- [Trecho do documento]:
Não havia se passado nem meia hora quando fui chamado para a diretoria. Assustado, sem saber o que se passava, entrei na sala do Sr. Sérgio. O homem, com uma camisa branca abotoada até o pescoço, apertada a ponto de fazer com que os botões saltassem de suas casas, tinha um revólver sobre a sua mesa, do lado direito.


Você é que distribuiu isto para os alunos? — perguntou, agitando um exemplar do jornalzinho na mão. Respondi que sim, que era um jornal feito pela classe. Por toda a classe ou só por você? Não, eu não era o único autor, havia diversas colaborações. Por exemplo, o Caio havia trazido a entrevista com o Ney Gonçalves Dias. Não me interessa essa entrevista, quero saber quem escreveu que o Wladimir Herzog morreu. Essa notícia fui eu que escrevi, é que estávamos planejando entrevistar professores das faculdades de jornalismo. O Ney é da Casper Líbero, o Herzog era da ECA USP. Eu achei que a conexão era importante. E esse artigo sobre os latidos irracionais? Essa também era de minha autoria. A da banda Aphrodite’s Child também. Você vai me trazer todos, absolutamente todos os exemplares desse lixo para mim. Só foram impressos 30, professor Sérgio. Foram todos distribuídos. E não tem nenhum em sua casa? Para o seu bem, é melhor que você fale a verdade. Não, eu só tenho um exemplar meu. Você trate de pegar suas coisas na classe e volte para cá. Acabo de telefonar para sua casa e chamei seu pai para resolvermos isto.

- [Tarefa proposta 1]: Imprima sem qualquer alteração as linhas das entradas no trecho que vai da linha que contém "track-12utc-marker (258, 607, 266, 615)" até a linha que contém "track-00utc-marker (300, 616, 308, 624)", ambas incluídas.
O texto e as entradas são independentes entre si.

Listagens de elementos e regiões:
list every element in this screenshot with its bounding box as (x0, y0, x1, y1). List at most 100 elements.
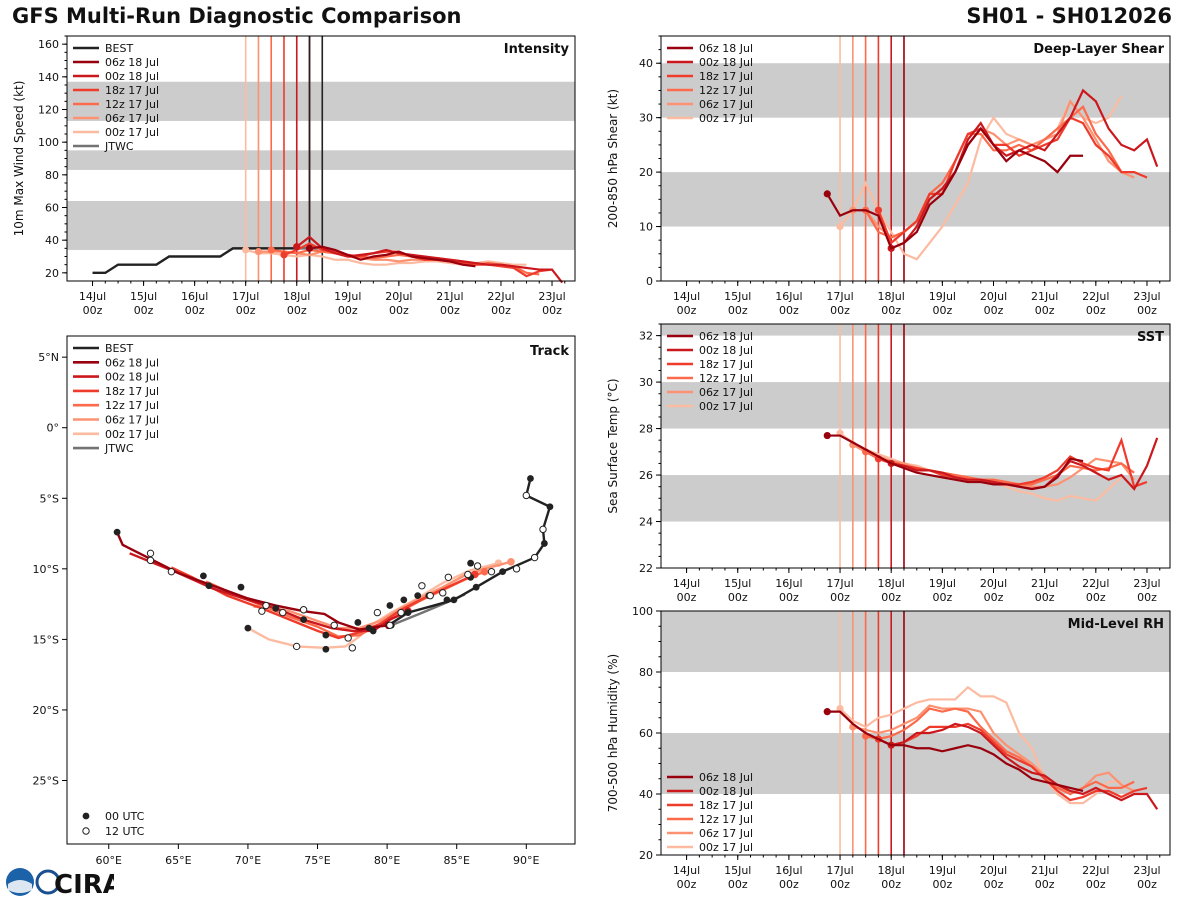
track-12utc-marker (258, 607, 266, 615)
intensity-xtick-label: 21Jul (436, 290, 463, 303)
rh-run-start-marker (836, 705, 844, 713)
intensity-ytick-label: 100 (38, 136, 59, 149)
sst-ytick-label: 22 (639, 562, 653, 575)
intensity-ytick-label: 40 (45, 234, 59, 247)
rh-legend-label: 06z 17 Jul (699, 827, 753, 840)
track-00utc-marker (300, 616, 308, 624)
noaa-wave-shape (8, 880, 32, 893)
intensity-run-start-marker (280, 251, 288, 259)
rh-xtick-label: 23Jul (1133, 864, 1160, 877)
intensity-xtick-label: 15Jul (130, 290, 157, 303)
shear-run-start-marker (836, 222, 844, 231)
rh-panel: 2040608010014Jul00z15Jul00z16Jul00z17Jul… (606, 605, 1171, 891)
track-legend-label: JTWC (104, 442, 134, 455)
rh-legend-label: 00z 17 Jul (699, 841, 753, 854)
rh-legend-label: 18z 17 Jul (699, 799, 753, 812)
track-12utc-marker (344, 634, 352, 642)
cira-logo: CIRA (6, 868, 114, 898)
rh-xtick-label: 20Jul (980, 864, 1007, 877)
intensity-legend-label: 06z 18 Jul (105, 56, 159, 69)
intensity-ytick-label: 120 (38, 104, 59, 117)
rh-ytick-label: 40 (639, 788, 653, 801)
page-title: GFS Multi-Run Diagnostic Comparison (12, 4, 462, 28)
shear-legend-label: 00z 18 Jul (699, 56, 753, 69)
track-12utc-marker (292, 642, 301, 651)
rh-xtick-label: 00z (830, 878, 850, 891)
track-00utc-marker (322, 631, 330, 639)
shear-legend-label: 06z 17 Jul (699, 98, 753, 111)
intensity-xtick-label: 14Jul (79, 290, 106, 303)
track-00utc-marker (244, 624, 252, 632)
rh-xtick-label: 18Jul (878, 864, 905, 877)
track-00utc-marker (527, 475, 534, 482)
track-legend-label: 12z 17 Jul (105, 399, 159, 412)
intensity-ytick-label: 140 (38, 71, 59, 84)
shear-xtick-label: 17Jul (826, 290, 853, 303)
sst-xtick-label: 21Jul (1031, 577, 1058, 590)
track-12utc-marker (512, 565, 521, 573)
track-00utc-marker (199, 572, 207, 580)
rh-ytick-label: 100 (632, 605, 653, 618)
sst-xtick-label: 00z (779, 591, 799, 604)
shear-ytick-label: 10 (639, 221, 653, 234)
sst-band (661, 382, 1170, 429)
rh-xtick-label: 00z (881, 878, 901, 891)
track-run-line (247, 562, 499, 650)
track-panel: 60°E 65°E 70°E 75°E 80°E 85°E 90°E 5°N 0° 5°S 10°S… (33, 335, 576, 867)
shear-xtick-label: 20Jul (980, 290, 1007, 303)
sst-xtick-label: 00z (932, 591, 952, 604)
track-12utc-marker (397, 608, 405, 617)
intensity-run-start-marker (293, 243, 301, 251)
rh-xtick-label: 14Jul (673, 864, 700, 877)
intensity-xtick-label: 16Jul (181, 290, 208, 303)
intensity-legend-label: 06z 17 Jul (105, 112, 159, 125)
intensity-xtick-label: 00z (287, 304, 307, 317)
rh-xtick-label: 22Jul (1082, 864, 1109, 877)
shear-xtick-label: 00z (1035, 304, 1055, 317)
rh-xtick-label: 00z (677, 878, 697, 891)
rh-legend-label: 06z 18 Jul (699, 771, 753, 784)
rh-band (661, 733, 1170, 794)
track-legend-label: 06z 17 Jul (105, 414, 159, 427)
rh-run-line (865, 707, 1135, 796)
track-00utc-marker (404, 609, 412, 616)
intensity-xtick-label: 22Jul (487, 290, 514, 303)
rh-legend-label: 12z 17 Jul (699, 813, 753, 826)
rh-xtick-label: 00z (779, 878, 799, 891)
track-00utc-marker (354, 619, 362, 626)
shear-xtick-label: 19Jul (929, 290, 956, 303)
track-12utc-marker (539, 525, 547, 534)
track-ytick-label: 10°S (33, 563, 59, 576)
intensity-legend-label: 18z 17 Jul (105, 84, 159, 97)
intensity-run-start-marker (254, 248, 263, 256)
track-00utc-marker (540, 540, 548, 547)
rh-xtick-label: 16Jul (775, 864, 802, 877)
storm-id: SH01 - SH012026 (966, 4, 1172, 28)
track-12utc-marker (348, 644, 357, 652)
track-00utc-marker (450, 596, 458, 604)
track-12utc-marker (473, 562, 482, 570)
shear-band (661, 63, 1170, 118)
track-12utc-marker (530, 553, 539, 562)
track-00utc-marker (369, 627, 377, 635)
track-xtick-label: 60°E (96, 854, 122, 867)
intensity-panel: 2040608010012014016014Jul00z15Jul00z16Ju… (12, 35, 576, 317)
track-00utc-marker (237, 583, 245, 591)
track-ytick-label: 20°S (33, 704, 59, 717)
track-run-line (253, 560, 512, 630)
track-00utc-marker (322, 645, 330, 653)
sst-xtick-label: 22Jul (1082, 577, 1109, 590)
rh-legend-label: 00z 18 Jul (699, 785, 753, 798)
sst-xtick-label: 15Jul (724, 577, 751, 590)
sst-xtick-label: 00z (1086, 591, 1106, 604)
track-12utc-marker (373, 608, 382, 617)
track-run-line (129, 552, 409, 633)
rh-xtick-label: 00z (728, 878, 748, 891)
intensity-xtick-label: 00z (236, 304, 256, 317)
shear-xtick-label: 00z (932, 304, 952, 317)
sst-legend-label: 06z 18 Jul (699, 330, 753, 343)
rh-ylabel: 700-500 hPa Humidity (%) (606, 654, 620, 812)
intensity-xtick-label: 23Jul (538, 290, 565, 303)
shear-xtick-label: 00z (1086, 304, 1106, 317)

- [Tarefa proposta 2]: No trecho sobre o jornalzinho da classe, qual motivo quem narra dá para ter escrito a notícia da morte de Wladimir Herzog? Responda em uma a três frases.

- [Resultado correto 1]:
track-12utc-marker (258, 607, 266, 615)
intensity-xtick-label: 21Jul (436, 290, 463, 303)
rh-run-start-marker (836, 705, 844, 713)
intensity-ytick-label: 100 (38, 136, 59, 149)
sst-ytick-label: 22 (639, 562, 653, 575)
intensity-ytick-label: 40 (45, 234, 59, 247)
rh-legend-label: 06z 17 Jul (699, 827, 753, 840)
track-00utc-marker (300, 616, 308, 624)

- [Resultado correto 2]: A turma planejava entrevistar professores das faculdades de jornalismo. Ney Gonçalves Dias é da Casper Líbero e Herzog era da ECA USP, e quem narra considerou essa conexão importante.